- Work to complete
Reproduce each line of the items below word for word, leaving out the pictures.

- Given records
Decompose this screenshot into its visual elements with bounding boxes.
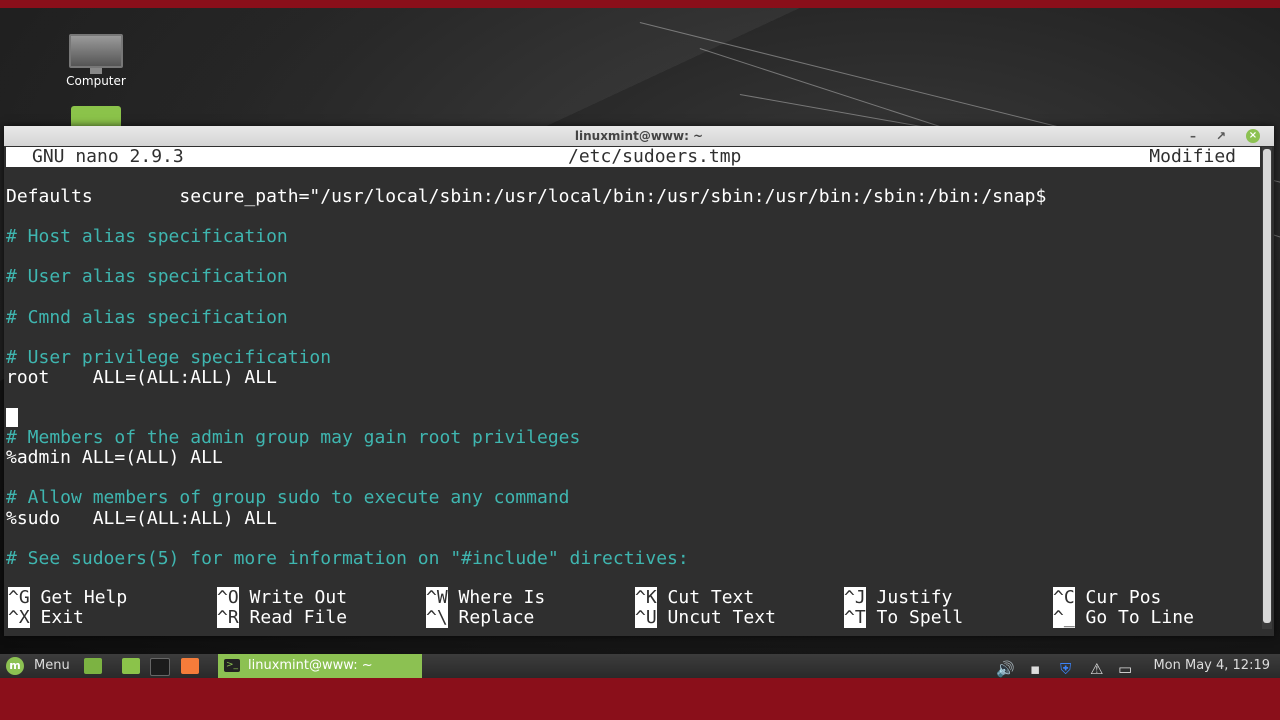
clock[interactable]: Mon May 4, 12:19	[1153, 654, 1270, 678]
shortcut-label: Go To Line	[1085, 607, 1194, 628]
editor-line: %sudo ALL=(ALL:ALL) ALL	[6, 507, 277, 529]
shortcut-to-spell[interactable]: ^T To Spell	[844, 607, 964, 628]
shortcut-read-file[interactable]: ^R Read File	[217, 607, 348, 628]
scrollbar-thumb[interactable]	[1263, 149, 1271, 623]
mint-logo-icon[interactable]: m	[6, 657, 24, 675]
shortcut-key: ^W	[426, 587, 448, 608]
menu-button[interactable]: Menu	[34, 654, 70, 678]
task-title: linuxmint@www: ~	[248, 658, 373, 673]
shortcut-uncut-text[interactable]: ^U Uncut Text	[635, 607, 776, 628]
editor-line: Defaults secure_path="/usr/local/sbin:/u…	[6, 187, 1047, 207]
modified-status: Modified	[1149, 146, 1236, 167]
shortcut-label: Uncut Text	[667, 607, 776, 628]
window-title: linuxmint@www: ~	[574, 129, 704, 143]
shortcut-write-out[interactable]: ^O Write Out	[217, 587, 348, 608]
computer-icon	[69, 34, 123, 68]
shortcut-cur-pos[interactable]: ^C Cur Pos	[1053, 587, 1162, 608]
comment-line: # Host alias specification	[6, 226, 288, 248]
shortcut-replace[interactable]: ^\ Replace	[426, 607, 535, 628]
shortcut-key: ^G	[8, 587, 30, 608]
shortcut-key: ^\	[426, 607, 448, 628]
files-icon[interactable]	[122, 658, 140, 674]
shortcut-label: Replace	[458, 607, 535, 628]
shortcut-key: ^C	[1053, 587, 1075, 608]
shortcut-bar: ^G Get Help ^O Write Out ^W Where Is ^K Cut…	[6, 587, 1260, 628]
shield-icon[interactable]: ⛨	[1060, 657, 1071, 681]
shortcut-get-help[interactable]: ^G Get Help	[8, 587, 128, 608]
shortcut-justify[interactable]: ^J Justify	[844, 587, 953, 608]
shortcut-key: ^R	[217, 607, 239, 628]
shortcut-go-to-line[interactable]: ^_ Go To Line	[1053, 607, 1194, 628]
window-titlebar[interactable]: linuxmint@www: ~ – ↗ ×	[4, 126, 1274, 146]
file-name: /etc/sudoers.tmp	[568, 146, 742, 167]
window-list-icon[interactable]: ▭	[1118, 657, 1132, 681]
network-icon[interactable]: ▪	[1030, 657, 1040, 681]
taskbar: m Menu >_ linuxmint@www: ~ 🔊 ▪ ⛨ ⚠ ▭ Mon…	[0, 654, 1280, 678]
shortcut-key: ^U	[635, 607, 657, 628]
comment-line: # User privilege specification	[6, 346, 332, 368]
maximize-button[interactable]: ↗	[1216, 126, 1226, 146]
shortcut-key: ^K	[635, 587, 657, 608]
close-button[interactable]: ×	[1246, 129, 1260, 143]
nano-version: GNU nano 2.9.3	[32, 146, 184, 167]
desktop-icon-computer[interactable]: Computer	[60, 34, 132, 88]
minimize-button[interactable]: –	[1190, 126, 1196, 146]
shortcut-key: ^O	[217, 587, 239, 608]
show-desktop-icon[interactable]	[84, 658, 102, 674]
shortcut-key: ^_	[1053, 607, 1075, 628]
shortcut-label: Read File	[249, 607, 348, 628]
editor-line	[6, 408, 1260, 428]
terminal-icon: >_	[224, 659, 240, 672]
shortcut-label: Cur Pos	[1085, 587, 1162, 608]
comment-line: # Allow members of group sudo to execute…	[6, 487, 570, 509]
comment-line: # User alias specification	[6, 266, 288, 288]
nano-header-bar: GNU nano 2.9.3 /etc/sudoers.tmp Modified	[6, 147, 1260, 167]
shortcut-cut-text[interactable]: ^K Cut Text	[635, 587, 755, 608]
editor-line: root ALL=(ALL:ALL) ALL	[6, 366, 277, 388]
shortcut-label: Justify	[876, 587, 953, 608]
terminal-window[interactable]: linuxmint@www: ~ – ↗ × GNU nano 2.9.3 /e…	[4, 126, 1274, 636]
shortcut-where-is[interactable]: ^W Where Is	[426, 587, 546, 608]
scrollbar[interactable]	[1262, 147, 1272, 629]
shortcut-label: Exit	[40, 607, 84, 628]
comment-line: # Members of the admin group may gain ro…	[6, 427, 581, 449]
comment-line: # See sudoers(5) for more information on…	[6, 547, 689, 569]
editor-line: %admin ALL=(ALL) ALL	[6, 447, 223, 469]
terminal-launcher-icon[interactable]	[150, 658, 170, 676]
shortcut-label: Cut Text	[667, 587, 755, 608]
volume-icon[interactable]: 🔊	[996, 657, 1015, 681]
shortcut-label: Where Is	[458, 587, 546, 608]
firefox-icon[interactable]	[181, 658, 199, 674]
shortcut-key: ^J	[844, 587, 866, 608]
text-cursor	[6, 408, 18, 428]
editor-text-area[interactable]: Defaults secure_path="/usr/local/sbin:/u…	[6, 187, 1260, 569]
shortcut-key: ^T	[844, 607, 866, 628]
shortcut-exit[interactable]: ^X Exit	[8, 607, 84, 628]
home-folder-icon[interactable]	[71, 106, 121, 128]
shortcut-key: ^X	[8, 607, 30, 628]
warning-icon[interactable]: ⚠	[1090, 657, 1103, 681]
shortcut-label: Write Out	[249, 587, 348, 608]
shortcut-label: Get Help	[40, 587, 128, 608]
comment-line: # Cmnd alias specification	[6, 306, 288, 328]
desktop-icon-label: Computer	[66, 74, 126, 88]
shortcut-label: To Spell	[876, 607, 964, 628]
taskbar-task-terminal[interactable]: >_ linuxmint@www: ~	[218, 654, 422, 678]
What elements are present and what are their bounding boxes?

- Full answer
Decompose this screenshot into its visual elements with bounding boxes.
clock[interactable]: Mon May 4, 12:19	[1153, 654, 1270, 678]
shortcut-label: Go To Line	[1085, 607, 1194, 628]
editor-line: %sudo ALL=(ALL:ALL) ALL	[6, 507, 277, 529]
shortcut-to-spell[interactable]: ^T To Spell	[844, 607, 964, 628]
shortcut-read-file[interactable]: ^R Read File	[217, 607, 348, 628]
scrollbar-thumb[interactable]	[1263, 149, 1271, 623]
mint-logo-icon[interactable]: m	[6, 657, 24, 675]
shortcut-key: ^W	[426, 587, 448, 608]
menu-button[interactable]: Menu	[34, 654, 70, 678]
task-title: linuxmint@www: ~	[248, 658, 373, 673]
shortcut-uncut-text[interactable]: ^U Uncut Text	[635, 607, 776, 628]
editor-line: Defaults secure_path="/usr/local/sbin:/u…	[6, 187, 1047, 207]
modified-status: Modified	[1149, 146, 1236, 167]
shortcut-label: Uncut Text	[667, 607, 776, 628]
window-title: linuxmint@www: ~	[574, 129, 704, 143]
shortcut-write-out[interactable]: ^O Write Out	[217, 587, 348, 608]
computer-icon	[69, 34, 123, 68]
shortcut-cur-pos[interactable]: ^C Cur Pos	[1053, 587, 1162, 608]
comment-line: # Host alias specification	[6, 226, 288, 248]
shortcut-replace[interactable]: ^\ Replace	[426, 607, 535, 628]
shortcut-key: ^G	[8, 587, 30, 608]
shortcut-key: ^\	[426, 607, 448, 628]
files-icon[interactable]	[122, 658, 140, 674]
shortcut-label: Replace	[458, 607, 535, 628]
shortcut-key: ^C	[1053, 587, 1075, 608]
shortcut-bar: ^G Get Help ^O Write Out ^W Where Is ^K Cut…	[6, 587, 1260, 628]
shield-icon[interactable]: ⛨	[1060, 657, 1071, 681]
shortcut-get-help[interactable]: ^G Get Help	[8, 587, 128, 608]
shortcut-justify[interactable]: ^J Justify	[844, 587, 953, 608]
shortcut-key: ^R	[217, 607, 239, 628]
shortcut-go-to-line[interactable]: ^_ Go To Line	[1053, 607, 1194, 628]
window-titlebar[interactable]: linuxmint@www: ~ – ↗ ×	[4, 126, 1274, 146]
file-name: /etc/sudoers.tmp	[568, 146, 742, 167]
window-list-icon[interactable]: ▭	[1118, 657, 1132, 681]
network-icon[interactable]: ▪	[1030, 657, 1040, 681]
taskbar: m Menu >_ linuxmint@www: ~ 🔊 ▪ ⛨ ⚠ ▭ Mon…	[0, 654, 1280, 678]
shortcut-key: ^U	[635, 607, 657, 628]
comment-line: # User privilege specification	[6, 346, 332, 368]
maximize-button[interactable]: ↗	[1216, 126, 1226, 146]
shortcut-key: ^K	[635, 587, 657, 608]
close-button[interactable]: ×	[1246, 129, 1260, 143]
nano-version: GNU nano 2.9.3	[32, 146, 184, 167]
desktop-icon-computer[interactable]: Computer	[60, 34, 132, 88]
minimize-button[interactable]: –	[1190, 126, 1196, 146]
shortcut-key: ^O	[217, 587, 239, 608]
show-desktop-icon[interactable]	[84, 658, 102, 674]
shortcut-key: ^_	[1053, 607, 1075, 628]
shortcut-label: Read File	[249, 607, 348, 628]
editor-line	[6, 408, 1260, 428]
terminal-icon: >_	[224, 659, 240, 672]
shortcut-label: Cur Pos	[1085, 587, 1162, 608]
comment-line: # Allow members of group sudo to execute…	[6, 487, 570, 509]
comment-line: # User alias specification	[6, 266, 288, 288]
nano-header-bar: GNU nano 2.9.3 /etc/sudoers.tmp Modified	[6, 147, 1260, 167]
shortcut-cut-text[interactable]: ^K Cut Text	[635, 587, 755, 608]
editor-line: root ALL=(ALL:ALL) ALL	[6, 366, 277, 388]
shortcut-label: Justify	[876, 587, 953, 608]
terminal-window[interactable]: linuxmint@www: ~ – ↗ × GNU nano 2.9.3 /e…	[4, 126, 1274, 636]
shortcut-where-is[interactable]: ^W Where Is	[426, 587, 546, 608]
scrollbar[interactable]	[1262, 147, 1272, 629]
shortcut-label: Exit	[40, 607, 84, 628]
comment-line: # Members of the admin group may gain ro…	[6, 427, 581, 449]
comment-line: # See sudoers(5) for more information on…	[6, 547, 689, 569]
editor-line: %admin ALL=(ALL) ALL	[6, 447, 223, 469]
terminal-launcher-icon[interactable]	[150, 658, 170, 676]
shortcut-label: Cut Text	[667, 587, 755, 608]
volume-icon[interactable]: 🔊	[996, 657, 1015, 681]
shortcut-label: Where Is	[458, 587, 546, 608]
firefox-icon[interactable]	[181, 658, 199, 674]
shortcut-key: ^J	[844, 587, 866, 608]
text-cursor	[6, 408, 18, 428]
editor-text-area[interactable]: Defaults secure_path="/usr/local/sbin:/u…	[6, 187, 1260, 569]
shortcut-key: ^T	[844, 607, 866, 628]
shortcut-exit[interactable]: ^X Exit	[8, 607, 84, 628]
home-folder-icon[interactable]	[71, 106, 121, 128]
shortcut-key: ^X	[8, 607, 30, 628]
warning-icon[interactable]: ⚠	[1090, 657, 1103, 681]
shortcut-label: Write Out	[249, 587, 348, 608]
shortcut-label: Get Help	[40, 587, 128, 608]
comment-line: # Cmnd alias specification	[6, 306, 288, 328]
desktop-icon-label: Computer	[66, 74, 126, 88]
shortcut-label: To Spell	[876, 607, 964, 628]
taskbar-task-terminal[interactable]: >_ linuxmint@www: ~	[218, 654, 422, 678]
What elements are present and what are their bounding boxes?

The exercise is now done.